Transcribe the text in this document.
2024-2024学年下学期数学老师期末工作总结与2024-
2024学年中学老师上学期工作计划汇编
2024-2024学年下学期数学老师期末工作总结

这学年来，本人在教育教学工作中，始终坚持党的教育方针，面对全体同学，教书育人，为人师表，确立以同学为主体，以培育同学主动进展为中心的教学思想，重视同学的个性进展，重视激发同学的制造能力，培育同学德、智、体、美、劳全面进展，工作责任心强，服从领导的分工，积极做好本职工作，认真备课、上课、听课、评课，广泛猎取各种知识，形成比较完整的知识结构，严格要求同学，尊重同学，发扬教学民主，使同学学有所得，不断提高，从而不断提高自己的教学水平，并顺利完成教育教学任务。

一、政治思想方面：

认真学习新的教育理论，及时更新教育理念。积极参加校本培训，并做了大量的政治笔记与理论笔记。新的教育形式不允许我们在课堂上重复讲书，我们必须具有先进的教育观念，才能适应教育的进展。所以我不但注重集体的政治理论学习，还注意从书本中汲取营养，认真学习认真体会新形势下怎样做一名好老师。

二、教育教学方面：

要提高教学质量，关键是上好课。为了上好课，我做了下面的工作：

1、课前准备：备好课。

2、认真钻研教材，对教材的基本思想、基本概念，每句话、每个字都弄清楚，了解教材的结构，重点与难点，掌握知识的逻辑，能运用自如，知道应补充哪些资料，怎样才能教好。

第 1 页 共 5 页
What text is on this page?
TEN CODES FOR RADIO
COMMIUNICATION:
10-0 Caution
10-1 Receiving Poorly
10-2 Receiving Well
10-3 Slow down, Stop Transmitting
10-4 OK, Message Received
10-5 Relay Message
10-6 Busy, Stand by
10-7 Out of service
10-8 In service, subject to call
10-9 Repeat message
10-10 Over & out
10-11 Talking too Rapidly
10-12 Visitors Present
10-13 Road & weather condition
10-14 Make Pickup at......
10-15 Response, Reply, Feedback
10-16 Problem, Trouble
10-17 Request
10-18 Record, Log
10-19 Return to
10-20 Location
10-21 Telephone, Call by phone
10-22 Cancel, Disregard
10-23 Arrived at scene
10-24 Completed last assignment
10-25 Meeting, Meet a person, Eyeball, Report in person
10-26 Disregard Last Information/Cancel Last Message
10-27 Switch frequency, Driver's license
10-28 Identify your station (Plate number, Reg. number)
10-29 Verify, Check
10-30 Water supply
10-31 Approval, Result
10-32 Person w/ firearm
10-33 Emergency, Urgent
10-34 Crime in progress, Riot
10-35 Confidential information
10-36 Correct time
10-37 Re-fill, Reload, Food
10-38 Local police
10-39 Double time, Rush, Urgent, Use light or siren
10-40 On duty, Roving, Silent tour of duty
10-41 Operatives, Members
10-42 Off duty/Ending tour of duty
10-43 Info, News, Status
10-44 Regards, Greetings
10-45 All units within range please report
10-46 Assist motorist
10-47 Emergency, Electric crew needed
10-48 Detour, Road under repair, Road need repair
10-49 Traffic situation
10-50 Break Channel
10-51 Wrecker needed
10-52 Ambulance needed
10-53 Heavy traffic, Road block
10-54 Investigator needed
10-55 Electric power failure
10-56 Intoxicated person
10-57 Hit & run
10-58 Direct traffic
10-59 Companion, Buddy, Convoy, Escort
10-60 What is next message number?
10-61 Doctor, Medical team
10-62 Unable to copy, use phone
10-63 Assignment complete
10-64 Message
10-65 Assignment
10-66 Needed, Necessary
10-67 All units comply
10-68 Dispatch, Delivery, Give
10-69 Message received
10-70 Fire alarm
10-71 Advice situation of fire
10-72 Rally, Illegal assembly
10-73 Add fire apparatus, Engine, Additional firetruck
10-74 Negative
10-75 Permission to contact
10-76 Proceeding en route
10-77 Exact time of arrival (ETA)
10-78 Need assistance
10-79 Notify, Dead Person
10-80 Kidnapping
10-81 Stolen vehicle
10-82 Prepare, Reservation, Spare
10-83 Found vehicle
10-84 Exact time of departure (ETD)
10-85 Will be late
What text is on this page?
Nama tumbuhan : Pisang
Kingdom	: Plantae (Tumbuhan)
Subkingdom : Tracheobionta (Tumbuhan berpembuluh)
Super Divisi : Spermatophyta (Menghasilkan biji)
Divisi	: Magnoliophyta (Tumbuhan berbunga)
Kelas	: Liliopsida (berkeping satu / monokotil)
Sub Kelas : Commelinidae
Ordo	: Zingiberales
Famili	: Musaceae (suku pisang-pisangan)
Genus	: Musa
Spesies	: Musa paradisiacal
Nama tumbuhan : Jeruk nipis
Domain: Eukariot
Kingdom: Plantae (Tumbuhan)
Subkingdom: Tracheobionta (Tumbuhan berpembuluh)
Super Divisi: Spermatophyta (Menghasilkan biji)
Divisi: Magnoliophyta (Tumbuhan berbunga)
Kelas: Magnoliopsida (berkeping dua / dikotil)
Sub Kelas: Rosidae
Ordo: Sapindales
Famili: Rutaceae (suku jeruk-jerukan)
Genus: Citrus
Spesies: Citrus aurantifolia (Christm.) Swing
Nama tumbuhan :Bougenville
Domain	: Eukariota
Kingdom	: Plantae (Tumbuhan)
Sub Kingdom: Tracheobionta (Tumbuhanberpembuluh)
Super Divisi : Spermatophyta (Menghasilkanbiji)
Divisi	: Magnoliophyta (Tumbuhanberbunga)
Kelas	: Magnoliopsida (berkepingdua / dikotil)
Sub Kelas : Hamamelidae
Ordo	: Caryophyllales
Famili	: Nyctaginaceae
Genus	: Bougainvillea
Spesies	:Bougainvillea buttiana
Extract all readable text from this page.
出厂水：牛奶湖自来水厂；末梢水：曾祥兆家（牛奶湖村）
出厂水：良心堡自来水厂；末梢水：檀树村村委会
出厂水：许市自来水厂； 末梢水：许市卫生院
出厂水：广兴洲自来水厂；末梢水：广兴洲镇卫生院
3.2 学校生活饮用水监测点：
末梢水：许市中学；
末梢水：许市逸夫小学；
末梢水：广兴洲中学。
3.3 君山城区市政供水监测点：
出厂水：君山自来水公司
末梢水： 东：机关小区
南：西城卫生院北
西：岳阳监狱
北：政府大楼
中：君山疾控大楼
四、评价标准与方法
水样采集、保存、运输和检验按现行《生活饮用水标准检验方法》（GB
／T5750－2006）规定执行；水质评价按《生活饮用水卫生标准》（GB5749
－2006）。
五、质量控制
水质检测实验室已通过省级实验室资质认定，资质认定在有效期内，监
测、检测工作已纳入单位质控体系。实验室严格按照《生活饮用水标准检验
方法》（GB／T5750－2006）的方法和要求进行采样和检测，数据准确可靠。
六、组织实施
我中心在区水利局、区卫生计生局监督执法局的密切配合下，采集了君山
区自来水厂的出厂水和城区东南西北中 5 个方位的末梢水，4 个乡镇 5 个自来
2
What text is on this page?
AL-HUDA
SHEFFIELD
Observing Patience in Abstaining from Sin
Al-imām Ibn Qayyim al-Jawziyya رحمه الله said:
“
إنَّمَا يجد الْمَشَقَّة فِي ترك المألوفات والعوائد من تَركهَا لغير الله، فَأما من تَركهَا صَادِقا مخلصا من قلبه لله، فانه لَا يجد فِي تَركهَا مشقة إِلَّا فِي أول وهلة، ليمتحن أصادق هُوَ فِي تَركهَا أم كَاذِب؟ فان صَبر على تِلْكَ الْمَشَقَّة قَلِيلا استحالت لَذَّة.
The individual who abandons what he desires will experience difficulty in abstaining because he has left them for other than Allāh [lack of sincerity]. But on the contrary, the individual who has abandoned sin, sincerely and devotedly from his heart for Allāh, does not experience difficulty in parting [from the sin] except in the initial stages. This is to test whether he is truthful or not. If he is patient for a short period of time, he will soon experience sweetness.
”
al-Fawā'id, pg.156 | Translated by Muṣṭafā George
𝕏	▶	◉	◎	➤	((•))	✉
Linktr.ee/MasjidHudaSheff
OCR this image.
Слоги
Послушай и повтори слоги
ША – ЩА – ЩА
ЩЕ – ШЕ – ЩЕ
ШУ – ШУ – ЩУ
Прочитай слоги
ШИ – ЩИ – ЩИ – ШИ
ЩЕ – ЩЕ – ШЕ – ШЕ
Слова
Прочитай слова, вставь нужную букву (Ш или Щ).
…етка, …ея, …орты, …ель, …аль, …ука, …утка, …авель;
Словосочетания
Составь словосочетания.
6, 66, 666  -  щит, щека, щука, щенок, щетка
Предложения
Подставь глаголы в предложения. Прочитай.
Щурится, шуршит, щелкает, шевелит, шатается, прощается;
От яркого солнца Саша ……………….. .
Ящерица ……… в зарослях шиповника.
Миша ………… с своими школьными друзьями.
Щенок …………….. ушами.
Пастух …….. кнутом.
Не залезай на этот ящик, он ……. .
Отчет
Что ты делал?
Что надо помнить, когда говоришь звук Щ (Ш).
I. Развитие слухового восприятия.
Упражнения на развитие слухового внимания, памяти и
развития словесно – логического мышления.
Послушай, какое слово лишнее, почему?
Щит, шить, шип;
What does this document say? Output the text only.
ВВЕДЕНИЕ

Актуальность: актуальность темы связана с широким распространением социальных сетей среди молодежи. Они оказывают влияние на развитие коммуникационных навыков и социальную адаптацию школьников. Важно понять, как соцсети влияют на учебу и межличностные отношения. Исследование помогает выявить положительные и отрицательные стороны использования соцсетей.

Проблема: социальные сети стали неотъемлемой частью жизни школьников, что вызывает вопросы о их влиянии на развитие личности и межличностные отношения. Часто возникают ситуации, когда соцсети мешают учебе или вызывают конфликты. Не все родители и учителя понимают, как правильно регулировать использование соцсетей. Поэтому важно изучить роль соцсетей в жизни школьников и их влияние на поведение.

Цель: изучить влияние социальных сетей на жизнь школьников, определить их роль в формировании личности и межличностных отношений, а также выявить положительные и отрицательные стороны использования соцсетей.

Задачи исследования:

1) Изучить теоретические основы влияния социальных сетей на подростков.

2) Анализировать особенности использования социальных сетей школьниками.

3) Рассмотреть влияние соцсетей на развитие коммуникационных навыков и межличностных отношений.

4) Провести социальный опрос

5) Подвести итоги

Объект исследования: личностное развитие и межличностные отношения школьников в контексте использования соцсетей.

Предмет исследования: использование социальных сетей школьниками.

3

» THE EXERCISE:
Copy out all lines from the material above that contain the string "Exact".

» REPLY TO THE EXERCISE:
10-77 Exact time of arrival (ETA)
10-84 Exact time of departure (ETD)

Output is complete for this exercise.